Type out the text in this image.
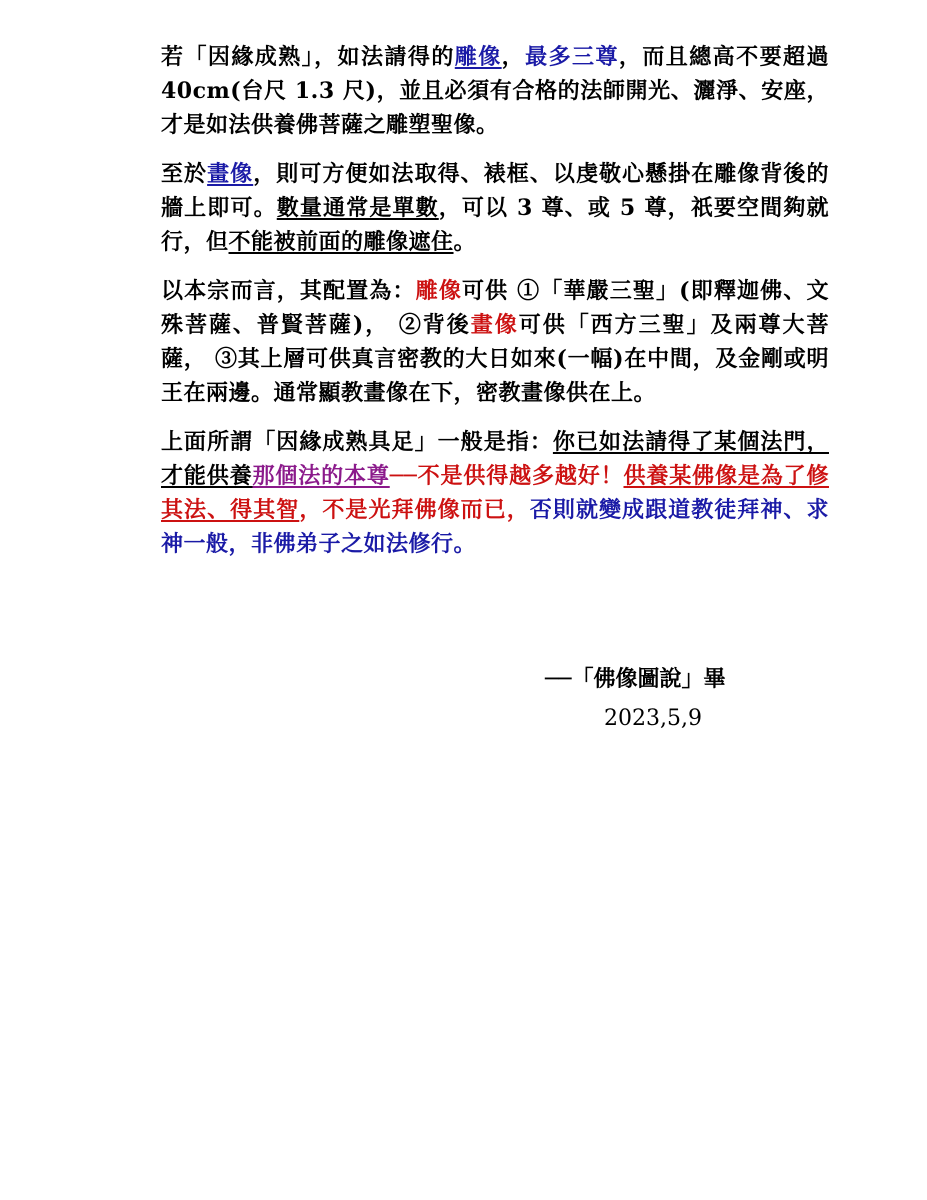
若「因緣成熟」，如法請得的雕像，最多三尊，而且總高不要超過 40cm(台尺 1.3 尺)，並且必須有合格的法師開光、灑淨、安座，才是如法供養佛菩薩之雕塑聖像。

至於畫像，則可方便如法取得、裱框、以虔敬心懸掛在雕像背後的牆上即可。數量通常是單數，可以 3 尊、或 5 尊，祇要空間夠就行，但不能被前面的雕像遮住。

以本宗而言，其配置為：雕像可供 ①「華嚴三聖」(即釋迦佛、文殊菩薩、普賢菩薩)， ②背後畫像可供「西方三聖」及兩尊大菩薩， ③其上層可供真言密教的大日如來(一幅)在中間，及金剛或明王在兩邊。通常顯教畫像在下，密教畫像供在上。

上面所謂「因緣成熟具足」一般是指：你已如法請得了某個法門，才能供養那個法的本尊──不是供得越多越好！供養某佛像是為了修其法、得其智，不是光拜佛像而已，否則就變成跟道教徒拜神、求神一般，非佛弟子之如法修行。

──「佛像圖說」畢
2023,5,9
****************
> _Given task_: Repeat the material above word for word, please, apart from its images.

> _Solution_:
Type out the text in this image.
若「因緣成熟」，如法請得的雕像，最多三尊，而且總高不要超過 40cm(台尺 1.3 尺)，並且必須有合格的法師開光、灑淨、安座，才是如法供養佛菩薩之雕塑聖像。

至於畫像，則可方便如法取得、裱框、以虔敬心懸掛在雕像背後的牆上即可。數量通常是單數，可以 3 尊、或 5 尊，祇要空間夠就行，但不能被前面的雕像遮住。

以本宗而言，其配置為：雕像可供 ①「華嚴三聖」(即釋迦佛、文殊菩薩、普賢菩薩)， ②背後畫像可供「西方三聖」及兩尊大菩薩， ③其上層可供真言密教的大日如來(一幅)在中間，及金剛或明王在兩邊。通常顯教畫像在下，密教畫像供在上。

上面所謂「因緣成熟具足」一般是指：你已如法請得了某個法門，才能供養那個法的本尊──不是供得越多越好！供養某佛像是為了修其法、得其智，不是光拜佛像而已，否則就變成跟道教徒拜神、求神一般，非佛弟子之如法修行。

──「佛像圖說」畢
2023,5,9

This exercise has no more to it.